__Objective__
Locate the string "Условием" throughout the material and copy every line in which it occurs.

Recorded data:
+--
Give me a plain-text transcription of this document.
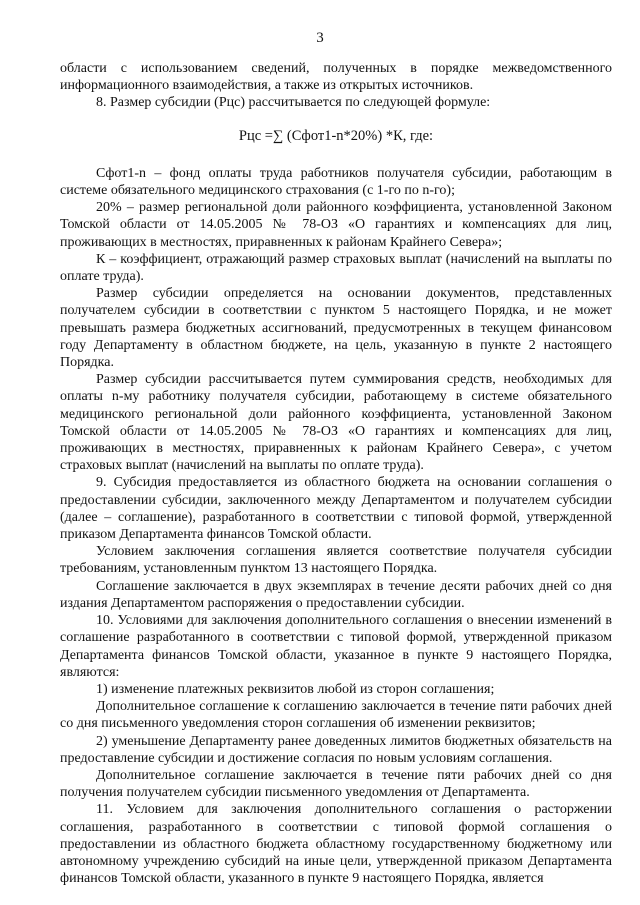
3

области с использованием сведений, полученных в порядке межведомственного информационного взаимодействия, а также из открытых источников.

8. Размер субсидии (Рцс) рассчитывается по следующей формуле:

Рцс =∑ (Сфот1-n*20%) *К, где:

Сфот1-n – фонд оплаты труда работников получателя субсидии, работающим в системе обязательного медицинского страхования (с 1-го по n-го);

20% – размер региональной доли районного коэффициента, установленной Законом Томской области от 14.05.2005 № 78-ОЗ «О гарантиях и компенсациях для лиц, проживающих в местностях, приравненных к районам Крайнего Севера»;

К – коэффициент, отражающий размер страховых выплат (начислений на выплаты по оплате труда).

Размер субсидии определяется на основании документов, представленных получателем субсидии в соответствии с пунктом 5 настоящего Порядка, и не может превышать размера бюджетных ассигнований, предусмотренных в текущем финансовом году Департаменту в областном бюджете, на цель, указанную в пункте 2 настоящего Порядка.

Размер субсидии рассчитывается путем суммирования средств, необходимых для оплаты n-му работнику получателя субсидии, работающему в системе обязательного медицинского региональной доли районного коэффициента, установленной Законом Томской области от 14.05.2005 № 78-ОЗ «О гарантиях и компенсациях для лиц, проживающих в местностях, приравненных к районам Крайнего Севера», с учетом страховых выплат (начислений на выплаты по оплате труда).

9. Субсидия предоставляется из областного бюджета на основании соглашения о предоставлении субсидии, заключенного между Департаментом и получателем субсидии (далее – соглашение), разработанного в соответствии с типовой формой, утвержденной приказом Департамента финансов Томской области.

Условием заключения соглашения является соответствие получателя субсидии требованиям, установленным пунктом 13 настоящего Порядка.

Соглашение заключается в двух экземплярах в течение десяти рабочих дней со дня издания Департаментом распоряжения о предоставлении субсидии.

10. Условиями для заключения дополнительного соглашения о внесении изменений в соглашение разработанного в соответствии с типовой формой, утвержденной приказом Департамента финансов Томской области, указанное в пункте 9 настоящего Порядка, являются:

1) изменение платежных реквизитов любой из сторон соглашения;

Дополнительное соглашение к соглашению заключается в течение пяти рабочих дней со дня письменного уведомления сторон соглашения об изменении реквизитов;

2) уменьшение Департаменту ранее доведенных лимитов бюджетных обязательств на предоставление субсидии и достижение согласия по новым условиям соглашения.

Дополнительное соглашение заключается в течение пяти рабочих дней со дня получения получателем субсидии письменного уведомления от Департамента.

11. Условием для заключения дополнительного соглашения о расторжении соглашения, разработанного в соответствии с типовой формой соглашения о предоставлении из областного бюджета областному государственному бюджетному или автономному учреждению субсидий на иные цели, утвержденной приказом Департамента финансов Томской области, указанного в пункте 9 настоящего Порядка, является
+--
__Finished task__
Условием заключения соглашения является соответствие получателя субсидии требованиям, установленным пунктом 13 настоящего Порядка.
11. Условием для заключения дополнительного соглашения о расторжении соглашения, разработанного в соответствии с типовой формой соглашения о предоставлении из областного бюджета областному государственному бюджетному или автономному учреждению субсидий на иные цели, утвержденной приказом Департамента финансов Томской области, указанного в пункте 9 настоящего Порядка, является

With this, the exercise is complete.